— begin Supplied data —

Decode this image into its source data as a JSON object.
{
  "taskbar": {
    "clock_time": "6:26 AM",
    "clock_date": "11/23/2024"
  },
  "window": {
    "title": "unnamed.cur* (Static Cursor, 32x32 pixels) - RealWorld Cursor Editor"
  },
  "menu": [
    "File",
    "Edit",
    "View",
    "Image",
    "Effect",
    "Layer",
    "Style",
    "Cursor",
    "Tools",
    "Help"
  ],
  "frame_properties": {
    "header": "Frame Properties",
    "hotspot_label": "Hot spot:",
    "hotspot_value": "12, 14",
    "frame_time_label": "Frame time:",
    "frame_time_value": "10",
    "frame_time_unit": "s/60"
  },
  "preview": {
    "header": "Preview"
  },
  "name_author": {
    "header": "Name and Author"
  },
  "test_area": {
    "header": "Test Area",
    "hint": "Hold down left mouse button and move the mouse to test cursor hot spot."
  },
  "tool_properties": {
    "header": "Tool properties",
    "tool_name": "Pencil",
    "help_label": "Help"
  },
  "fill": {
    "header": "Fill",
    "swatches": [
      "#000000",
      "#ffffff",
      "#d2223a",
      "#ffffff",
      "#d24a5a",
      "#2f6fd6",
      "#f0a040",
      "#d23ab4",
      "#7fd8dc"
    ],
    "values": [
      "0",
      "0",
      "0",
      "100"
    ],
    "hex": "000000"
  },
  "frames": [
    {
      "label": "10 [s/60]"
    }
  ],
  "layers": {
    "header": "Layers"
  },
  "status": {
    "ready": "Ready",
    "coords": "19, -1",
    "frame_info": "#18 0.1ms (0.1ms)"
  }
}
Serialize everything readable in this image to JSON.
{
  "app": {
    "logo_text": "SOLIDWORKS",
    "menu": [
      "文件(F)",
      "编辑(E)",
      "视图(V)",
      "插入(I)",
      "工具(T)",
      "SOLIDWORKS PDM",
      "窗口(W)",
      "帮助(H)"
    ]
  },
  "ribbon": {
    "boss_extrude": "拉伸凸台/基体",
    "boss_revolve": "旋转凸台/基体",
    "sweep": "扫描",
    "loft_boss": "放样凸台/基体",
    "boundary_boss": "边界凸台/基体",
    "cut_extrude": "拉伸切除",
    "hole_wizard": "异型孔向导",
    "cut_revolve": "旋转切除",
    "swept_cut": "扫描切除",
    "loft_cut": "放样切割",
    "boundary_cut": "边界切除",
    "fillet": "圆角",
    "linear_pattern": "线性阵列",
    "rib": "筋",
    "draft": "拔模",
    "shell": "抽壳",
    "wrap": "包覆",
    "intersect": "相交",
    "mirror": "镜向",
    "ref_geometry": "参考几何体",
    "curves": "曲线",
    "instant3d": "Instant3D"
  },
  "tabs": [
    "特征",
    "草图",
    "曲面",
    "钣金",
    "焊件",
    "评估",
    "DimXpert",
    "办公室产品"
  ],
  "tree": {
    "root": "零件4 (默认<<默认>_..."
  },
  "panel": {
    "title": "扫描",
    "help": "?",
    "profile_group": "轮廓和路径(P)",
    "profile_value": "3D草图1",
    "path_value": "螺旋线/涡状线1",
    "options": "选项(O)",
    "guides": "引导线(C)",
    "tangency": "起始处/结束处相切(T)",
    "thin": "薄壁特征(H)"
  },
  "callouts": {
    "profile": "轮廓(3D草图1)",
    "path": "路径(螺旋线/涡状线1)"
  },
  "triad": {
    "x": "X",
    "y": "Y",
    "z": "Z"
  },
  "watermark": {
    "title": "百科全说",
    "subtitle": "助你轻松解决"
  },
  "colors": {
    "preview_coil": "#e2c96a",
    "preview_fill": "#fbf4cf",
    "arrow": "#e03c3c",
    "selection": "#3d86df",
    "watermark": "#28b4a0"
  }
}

— end Supplied data —
— begin Supplied data —

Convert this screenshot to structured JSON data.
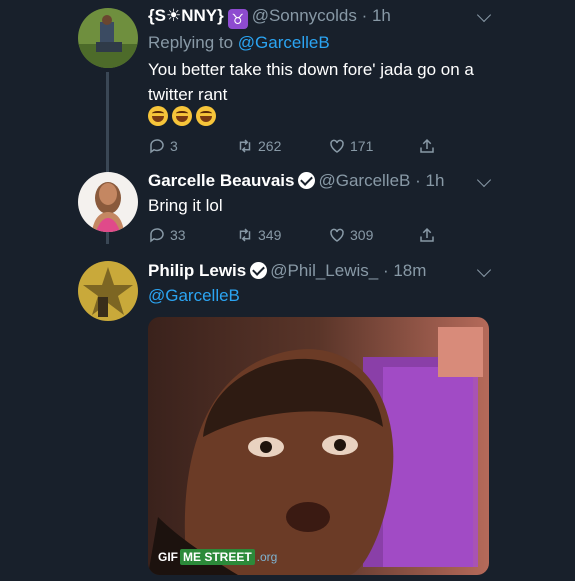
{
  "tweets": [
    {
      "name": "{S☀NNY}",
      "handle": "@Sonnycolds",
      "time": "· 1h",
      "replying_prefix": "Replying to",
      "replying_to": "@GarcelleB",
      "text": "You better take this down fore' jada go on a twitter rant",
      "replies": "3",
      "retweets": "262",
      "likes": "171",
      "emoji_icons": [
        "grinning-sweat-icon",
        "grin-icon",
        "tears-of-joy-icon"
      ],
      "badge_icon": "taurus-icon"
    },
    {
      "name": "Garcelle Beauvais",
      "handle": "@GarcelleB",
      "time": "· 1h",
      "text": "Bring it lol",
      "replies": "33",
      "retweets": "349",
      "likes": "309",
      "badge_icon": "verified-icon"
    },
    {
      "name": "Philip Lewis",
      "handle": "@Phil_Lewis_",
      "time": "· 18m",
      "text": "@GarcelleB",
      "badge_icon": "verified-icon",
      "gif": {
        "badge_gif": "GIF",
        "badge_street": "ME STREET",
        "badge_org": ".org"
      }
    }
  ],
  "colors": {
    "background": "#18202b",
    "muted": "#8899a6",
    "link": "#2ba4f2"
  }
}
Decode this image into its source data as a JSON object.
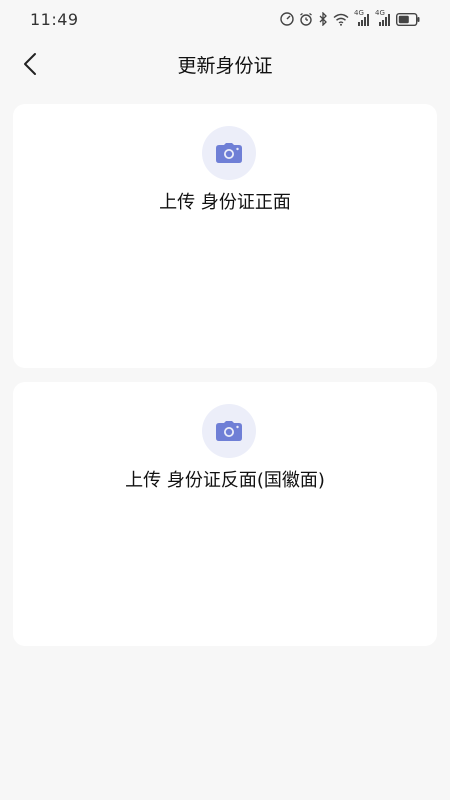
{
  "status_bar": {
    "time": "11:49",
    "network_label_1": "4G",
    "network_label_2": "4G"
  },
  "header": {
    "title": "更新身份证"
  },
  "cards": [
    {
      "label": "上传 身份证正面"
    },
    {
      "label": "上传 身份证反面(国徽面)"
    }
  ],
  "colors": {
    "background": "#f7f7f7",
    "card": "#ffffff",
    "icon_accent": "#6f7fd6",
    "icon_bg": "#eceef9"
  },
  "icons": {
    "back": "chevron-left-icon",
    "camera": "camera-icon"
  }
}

— end Supplied data —
— begin Supplied data —

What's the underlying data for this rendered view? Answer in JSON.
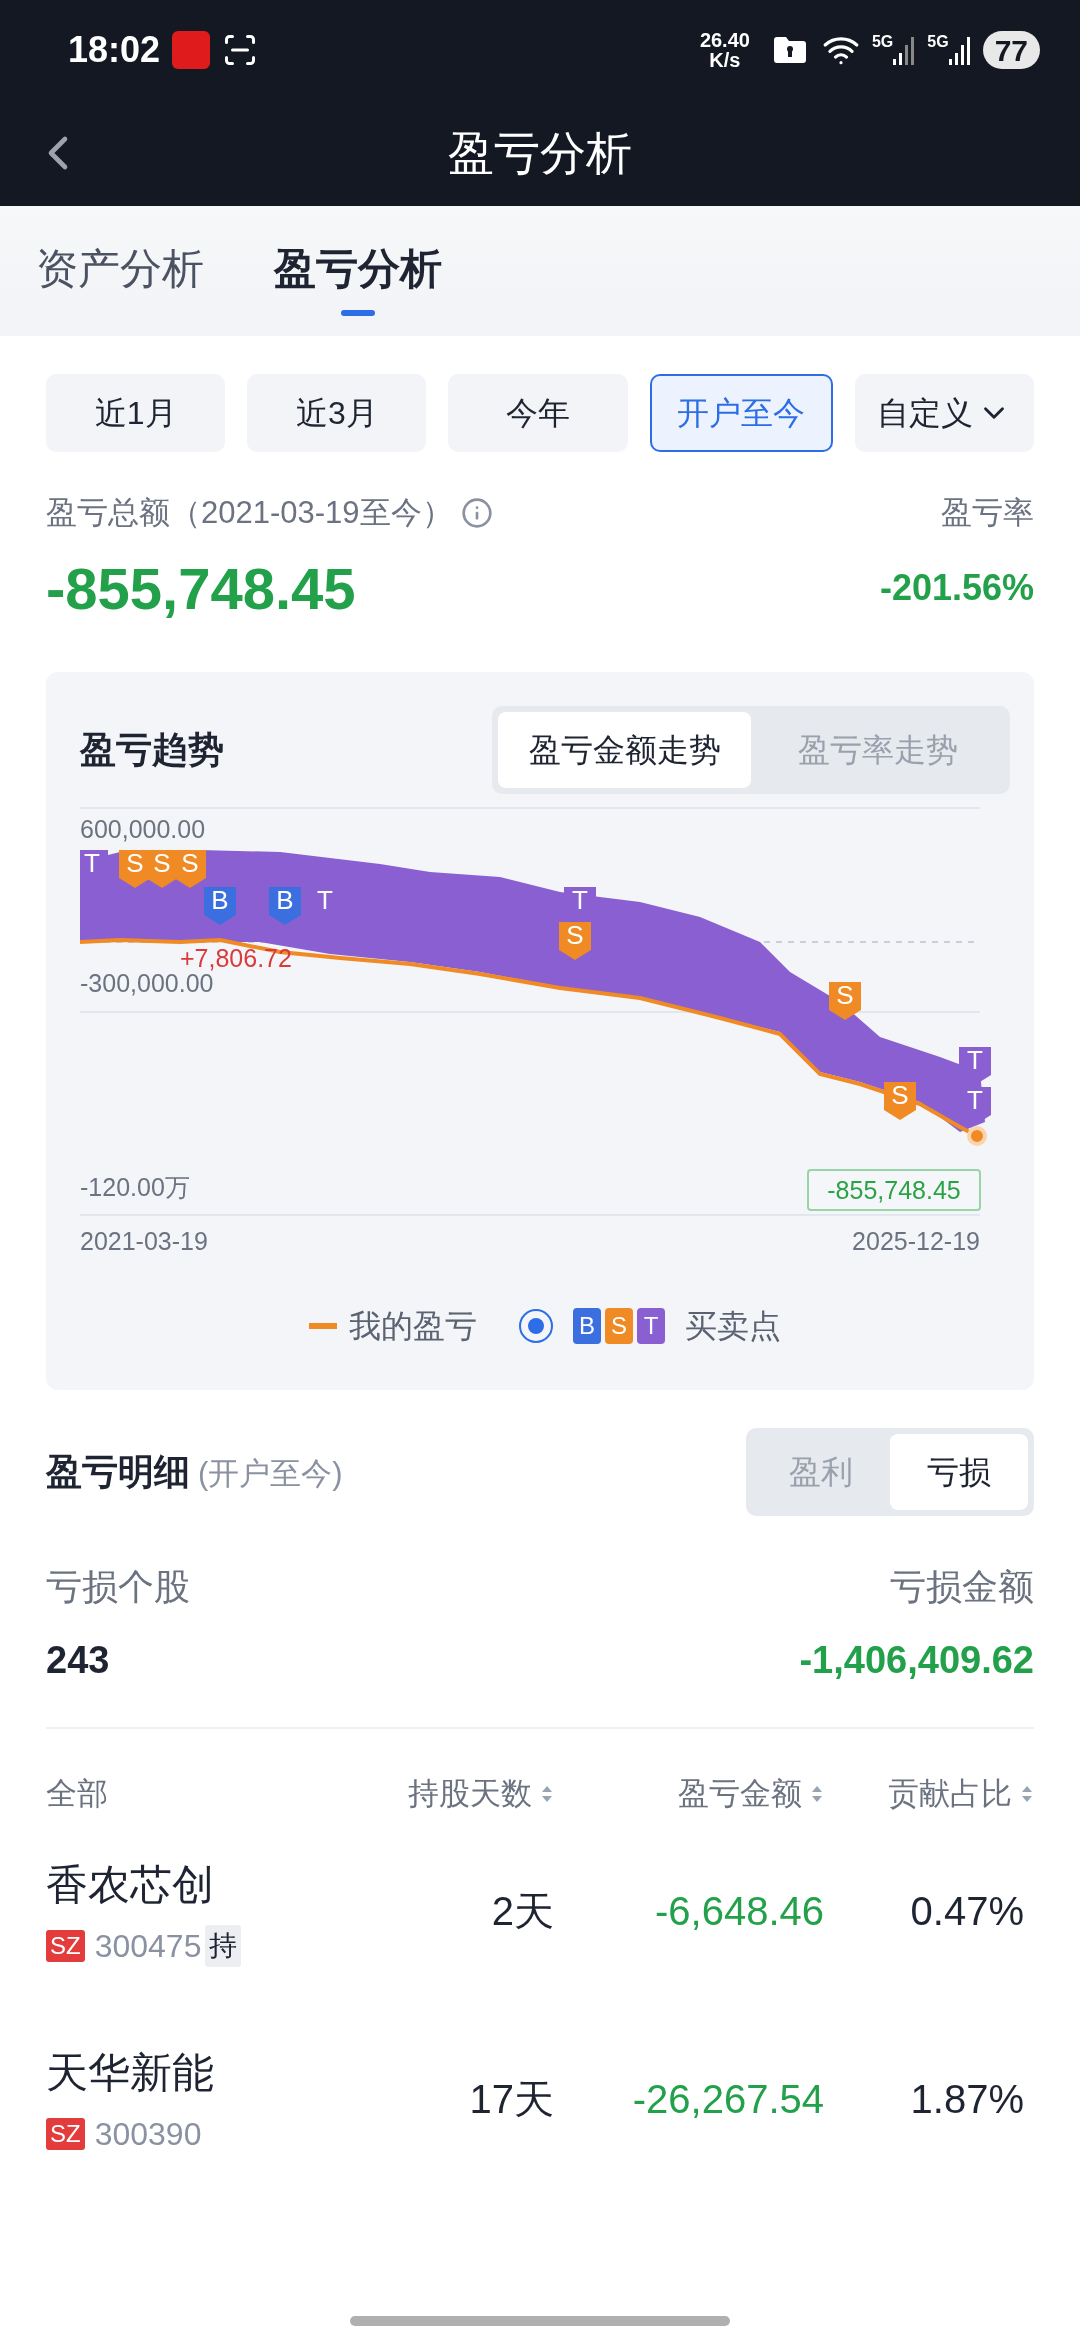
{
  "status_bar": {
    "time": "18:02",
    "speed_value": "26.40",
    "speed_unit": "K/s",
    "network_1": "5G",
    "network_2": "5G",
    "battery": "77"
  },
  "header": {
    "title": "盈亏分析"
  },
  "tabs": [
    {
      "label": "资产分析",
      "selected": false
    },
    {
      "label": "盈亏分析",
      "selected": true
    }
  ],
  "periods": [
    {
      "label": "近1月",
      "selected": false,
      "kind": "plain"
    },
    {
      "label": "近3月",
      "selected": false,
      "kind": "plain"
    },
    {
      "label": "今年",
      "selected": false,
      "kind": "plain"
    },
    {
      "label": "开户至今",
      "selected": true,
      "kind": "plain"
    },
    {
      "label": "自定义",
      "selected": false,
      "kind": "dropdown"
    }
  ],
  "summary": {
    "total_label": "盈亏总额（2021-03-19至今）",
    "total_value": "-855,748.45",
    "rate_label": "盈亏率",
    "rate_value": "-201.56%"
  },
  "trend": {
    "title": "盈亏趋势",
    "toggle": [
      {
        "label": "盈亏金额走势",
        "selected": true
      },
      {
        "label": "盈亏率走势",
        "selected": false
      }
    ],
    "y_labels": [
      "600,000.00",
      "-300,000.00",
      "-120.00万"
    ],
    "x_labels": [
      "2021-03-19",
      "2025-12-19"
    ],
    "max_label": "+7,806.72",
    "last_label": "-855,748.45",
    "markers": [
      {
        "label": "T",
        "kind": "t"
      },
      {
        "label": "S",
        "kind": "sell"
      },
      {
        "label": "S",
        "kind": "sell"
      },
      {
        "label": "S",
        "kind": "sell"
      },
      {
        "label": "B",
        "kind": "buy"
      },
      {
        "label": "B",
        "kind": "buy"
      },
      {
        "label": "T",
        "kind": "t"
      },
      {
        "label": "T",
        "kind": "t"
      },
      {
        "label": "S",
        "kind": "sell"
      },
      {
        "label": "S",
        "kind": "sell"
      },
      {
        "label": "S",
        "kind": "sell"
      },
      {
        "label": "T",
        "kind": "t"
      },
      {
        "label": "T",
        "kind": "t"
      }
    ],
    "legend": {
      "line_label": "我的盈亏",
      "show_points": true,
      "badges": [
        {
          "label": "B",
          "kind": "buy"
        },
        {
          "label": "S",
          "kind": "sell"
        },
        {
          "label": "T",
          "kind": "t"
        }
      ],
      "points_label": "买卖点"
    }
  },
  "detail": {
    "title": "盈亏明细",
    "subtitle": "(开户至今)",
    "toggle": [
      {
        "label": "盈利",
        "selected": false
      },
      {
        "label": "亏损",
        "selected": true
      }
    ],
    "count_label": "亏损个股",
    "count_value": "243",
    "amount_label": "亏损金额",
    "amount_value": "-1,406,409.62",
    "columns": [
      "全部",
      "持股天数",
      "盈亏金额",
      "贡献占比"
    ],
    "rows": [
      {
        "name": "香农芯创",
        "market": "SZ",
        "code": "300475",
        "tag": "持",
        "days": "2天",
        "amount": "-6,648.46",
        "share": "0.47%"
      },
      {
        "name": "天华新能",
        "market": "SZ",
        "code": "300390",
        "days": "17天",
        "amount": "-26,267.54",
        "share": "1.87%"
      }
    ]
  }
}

— end Supplied data —

» What you need to do
Report only how many lines of the listing hold the word "JSON".

» Result of this exercise
5